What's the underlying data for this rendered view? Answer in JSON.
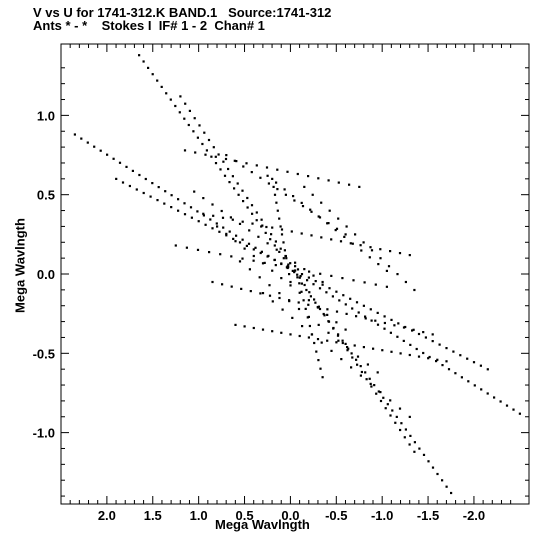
{
  "chart_data": {
    "type": "scatter",
    "title_line1": "V vs U for 1741-312.K BAND.1   Source:1741-312",
    "title_line2": "Ants * - *    Stokes I  IF# 1 - 2  Chan# 1",
    "xlabel": "Mega Wavlngth",
    "ylabel": "Mega Wavlngth",
    "xlim": [
      2.5,
      -2.6
    ],
    "ylim": [
      -1.45,
      1.45
    ],
    "x_ticks": [
      "2.0",
      "1.5",
      "1.0",
      "0.5",
      "0.0",
      "-0.5",
      "-1.0",
      "-1.5",
      "-2.0"
    ],
    "y_ticks": [
      "1.0",
      "0.5",
      "0.0",
      "-0.5",
      "-1.0"
    ],
    "point_color": "#000000",
    "tracks": [
      {
        "from": [
          2.35,
          0.88
        ],
        "to": [
          -2.5,
          -0.88
        ],
        "n": 70
      },
      {
        "from": [
          1.65,
          1.38
        ],
        "to": [
          -1.75,
          -1.38
        ],
        "n": 70
      },
      {
        "from": [
          1.2,
          1.12
        ],
        "to": [
          -1.35,
          -1.12
        ],
        "n": 50
      },
      {
        "from": [
          1.9,
          0.6
        ],
        "to": [
          -2.15,
          -0.6
        ],
        "n": 55
      },
      {
        "from": [
          1.15,
          0.78
        ],
        "to": [
          -0.75,
          0.55
        ],
        "n": 18
      },
      {
        "from": [
          1.25,
          0.18
        ],
        "to": [
          -1.05,
          -0.08
        ],
        "n": 20
      },
      {
        "from": [
          0.95,
          0.38
        ],
        "to": [
          -1.3,
          0.12
        ],
        "n": 22
      },
      {
        "from": [
          0.85,
          -0.05
        ],
        "to": [
          -1.55,
          -0.38
        ],
        "n": 24
      },
      {
        "from": [
          0.6,
          -0.32
        ],
        "to": [
          -1.7,
          -0.55
        ],
        "n": 24
      },
      {
        "from": [
          0.7,
          0.75
        ],
        "to": [
          -0.6,
          0.25
        ],
        "n": 15
      },
      {
        "from": [
          0.25,
          0.62
        ],
        "to": [
          -1.05,
          0.02
        ],
        "n": 15
      },
      {
        "from": [
          1.05,
          0.52
        ],
        "to": [
          -0.35,
          -0.05
        ],
        "n": 15
      },
      {
        "from": [
          0.8,
          0.3
        ],
        "to": [
          -0.6,
          -0.35
        ],
        "n": 15
      },
      {
        "from": [
          0.55,
          0.08
        ],
        "to": [
          -0.95,
          -0.62
        ],
        "n": 15
      },
      {
        "from": [
          0.3,
          -0.12
        ],
        "to": [
          -1.3,
          -0.9
        ],
        "n": 16
      },
      {
        "from": [
          -0.15,
          0.55
        ],
        "to": [
          -1.35,
          -0.1
        ],
        "n": 14
      },
      {
        "from": [
          0.2,
          0.6
        ],
        "to": [
          0.0,
          -0.05
        ],
        "n": 14
      },
      {
        "from": [
          -0.05,
          0.05
        ],
        "to": [
          -0.35,
          -0.65
        ],
        "n": 14
      }
    ]
  }
}
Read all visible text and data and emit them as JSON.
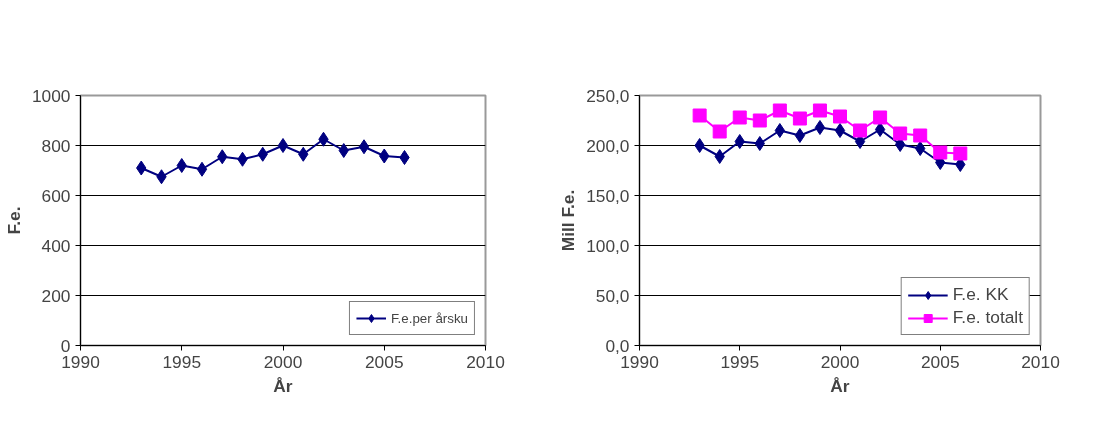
{
  "chart_data": [
    {
      "type": "line",
      "xlabel": "År",
      "ylabel": "F.e.",
      "x": [
        1993,
        1994,
        1995,
        1996,
        1997,
        1998,
        1999,
        2000,
        2001,
        2002,
        2003,
        2004,
        2005,
        2006
      ],
      "series": [
        {
          "name": "F.e.per årsku",
          "color": "#000080",
          "values": [
            710,
            675,
            720,
            705,
            755,
            745,
            765,
            800,
            765,
            825,
            780,
            795,
            758,
            752
          ]
        }
      ],
      "xlim": [
        1990,
        2010
      ],
      "xticks": [
        1990,
        1995,
        2000,
        2005,
        2010
      ],
      "ylim": [
        0,
        1000
      ],
      "yticks": [
        0,
        200,
        400,
        600,
        800,
        1000
      ],
      "grid": "y",
      "legend": "bottom right",
      "marker": "diamond",
      "line_style": "solid"
    },
    {
      "type": "line",
      "xlabel": "År",
      "ylabel": "Mill F.e.",
      "x": [
        1993,
        1994,
        1995,
        1996,
        1997,
        1998,
        1999,
        2000,
        2001,
        2002,
        2003,
        2004,
        2005,
        2006
      ],
      "series": [
        {
          "name": "F.e. KK",
          "color": "#000080",
          "marker": "diamond",
          "values": [
            200,
            189,
            204,
            202,
            215,
            210,
            218,
            215,
            204,
            216,
            201,
            197,
            183,
            181
          ]
        },
        {
          "name": "F.e. totalt",
          "color": "#ff00ff",
          "marker": "square",
          "values": [
            230,
            214,
            228,
            225,
            235,
            227,
            235,
            229,
            215,
            228,
            212,
            210,
            193,
            192
          ]
        }
      ],
      "xlim": [
        1990,
        2010
      ],
      "xticks": [
        1990,
        1995,
        2000,
        2005,
        2010
      ],
      "ylim": [
        0,
        250
      ],
      "yticks": [
        {
          "value": 0,
          "label": "0,0"
        },
        {
          "value": 50,
          "label": "50,0"
        },
        {
          "value": 100,
          "label": "100,0"
        },
        {
          "value": 150,
          "label": "150,0"
        },
        {
          "value": 200,
          "label": "200,0"
        },
        {
          "value": 250,
          "label": "250,0"
        }
      ],
      "grid": "y",
      "legend": "bottom right",
      "line_style": "solid"
    }
  ]
}
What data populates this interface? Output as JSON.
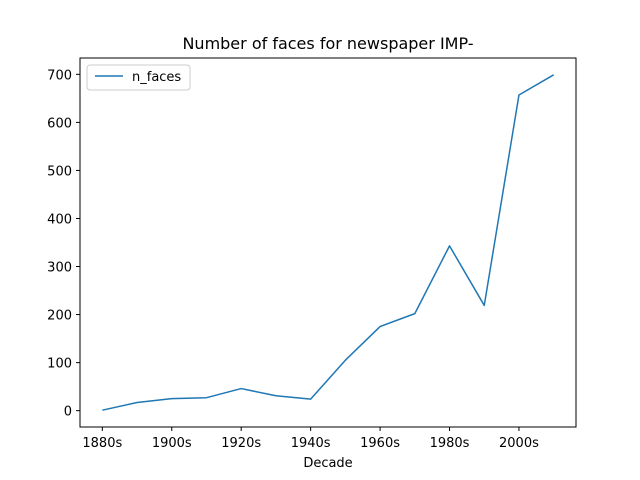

§ Written task: Without including the pictures, reproduce all entries exactly.

§ Solution:
What's the underlying data for this rendered view? Answer in JSON.
{
  "chart_data": {
    "type": "scatter",
    "title_line1": "V vs U for 1741-312.K BAND.1   Source:1741-312",
    "title_line2": "Ants * - *    Stokes I  IF# 1 - 2  Chan# 1",
    "xlabel": "Mega Wavlngth",
    "ylabel": "Mega Wavlngth",
    "xlim": [
      2.5,
      -2.6
    ],
    "ylim": [
      -1.45,
      1.45
    ],
    "x_ticks": [
      "2.0",
      "1.5",
      "1.0",
      "0.5",
      "0.0",
      "-0.5",
      "-1.0",
      "-1.5",
      "-2.0"
    ],
    "y_ticks": [
      "1.0",
      "0.5",
      "0.0",
      "-0.5",
      "-1.0"
    ],
    "point_color": "#000000",
    "tracks": [
      {
        "from": [
          2.35,
          0.88
        ],
        "to": [
          -2.5,
          -0.88
        ],
        "n": 70
      },
      {
        "from": [
          1.65,
          1.38
        ],
        "to": [
          -1.75,
          -1.38
        ],
        "n": 70
      },
      {
        "from": [
          1.2,
          1.12
        ],
        "to": [
          -1.35,
          -1.12
        ],
        "n": 50
      },
      {
        "from": [
          1.9,
          0.6
        ],
        "to": [
          -2.15,
          -0.6
        ],
        "n": 55
      },
      {
        "from": [
          1.15,
          0.78
        ],
        "to": [
          -0.75,
          0.55
        ],
        "n": 18
      },
      {
        "from": [
          1.25,
          0.18
        ],
        "to": [
          -1.05,
          -0.08
        ],
        "n": 20
      },
      {
        "from": [
          0.95,
          0.38
        ],
        "to": [
          -1.3,
          0.12
        ],
        "n": 22
      },
      {
        "from": [
          0.85,
          -0.05
        ],
        "to": [
          -1.55,
          -0.38
        ],
        "n": 24
      },
      {
        "from": [
          0.6,
          -0.32
        ],
        "to": [
          -1.7,
          -0.55
        ],
        "n": 24
      },
      {
        "from": [
          0.7,
          0.75
        ],
        "to": [
          -0.6,
          0.25
        ],
        "n": 15
      },
      {
        "from": [
          0.25,
          0.62
        ],
        "to": [
          -1.05,
          0.02
        ],
        "n": 15
      },
      {
        "from": [
          1.05,
          0.52
        ],
        "to": [
          -0.35,
          -0.05
        ],
        "n": 15
      },
      {
        "from": [
          0.8,
          0.3
        ],
        "to": [
          -0.6,
          -0.35
        ],
        "n": 15
      },
      {
        "from": [
          0.55,
          0.08
        ],
        "to": [
          -0.95,
          -0.62
        ],
        "n": 15
      },
      {
        "from": [
          0.3,
          -0.12
        ],
        "to": [
          -1.3,
          -0.9
        ],
        "n": 16
      },
      {
        "from": [
          -0.15,
          0.55
        ],
        "to": [
          -1.35,
          -0.1
        ],
        "n": 14
      },
      {
        "from": [
          0.2,
          0.6
        ],
        "to": [
          0.0,
          -0.05
        ],
        "n": 14
      },
      {
        "from": [
          -0.05,
          0.05
        ],
        "to": [
          -0.35,
          -0.65
        ],
        "n": 14
      }
    ]
  }
}
Read all visible text and data and emit them as JSON.
{
  "chart_data": [
    {
      "type": "line",
      "xlabel": "År",
      "ylabel": "F.e.",
      "x": [
        1993,
        1994,
        1995,
        1996,
        1997,
        1998,
        1999,
        2000,
        2001,
        2002,
        2003,
        2004,
        2005,
        2006
      ],
      "series": [
        {
          "name": "F.e.per årsku",
          "color": "#000080",
          "values": [
            710,
            675,
            720,
            705,
            755,
            745,
            765,
            800,
            765,
            825,
            780,
            795,
            758,
            752
          ]
        }
      ],
      "xlim": [
        1990,
        2010
      ],
      "xticks": [
        1990,
        1995,
        2000,
        2005,
        2010
      ],
      "ylim": [
        0,
        1000
      ],
      "yticks": [
        0,
        200,
        400,
        600,
        800,
        1000
      ],
      "grid": "y",
      "legend": "bottom right",
      "marker": "diamond",
      "line_style": "solid"
    },
    {
      "type": "line",
      "xlabel": "År",
      "ylabel": "Mill F.e.",
      "x": [
        1993,
        1994,
        1995,
        1996,
        1997,
        1998,
        1999,
        2000,
        2001,
        2002,
        2003,
        2004,
        2005,
        2006
      ],
      "series": [
        {
          "name": "F.e. KK",
          "color": "#000080",
          "marker": "diamond",
          "values": [
            200,
            189,
            204,
            202,
            215,
            210,
            218,
            215,
            204,
            216,
            201,
            197,
            183,
            181
          ]
        },
        {
          "name": "F.e. totalt",
          "color": "#ff00ff",
          "marker": "square",
          "values": [
            230,
            214,
            228,
            225,
            235,
            227,
            235,
            229,
            215,
            228,
            212,
            210,
            193,
            192
          ]
        }
      ],
      "xlim": [
        1990,
        2010
      ],
      "xticks": [
        1990,
        1995,
        2000,
        2005,
        2010
      ],
      "ylim": [
        0,
        250
      ],
      "yticks": [
        {
          "value": 0,
          "label": "0,0"
        },
        {
          "value": 50,
          "label": "50,0"
        },
        {
          "value": 100,
          "label": "100,0"
        },
        {
          "value": 150,
          "label": "150,0"
        },
        {
          "value": 200,
          "label": "200,0"
        },
        {
          "value": 250,
          "label": "250,0"
        }
      ],
      "grid": "y",
      "legend": "bottom right",
      "line_style": "solid"
    }
  ]
}
What data populates this interface? Output as JSON.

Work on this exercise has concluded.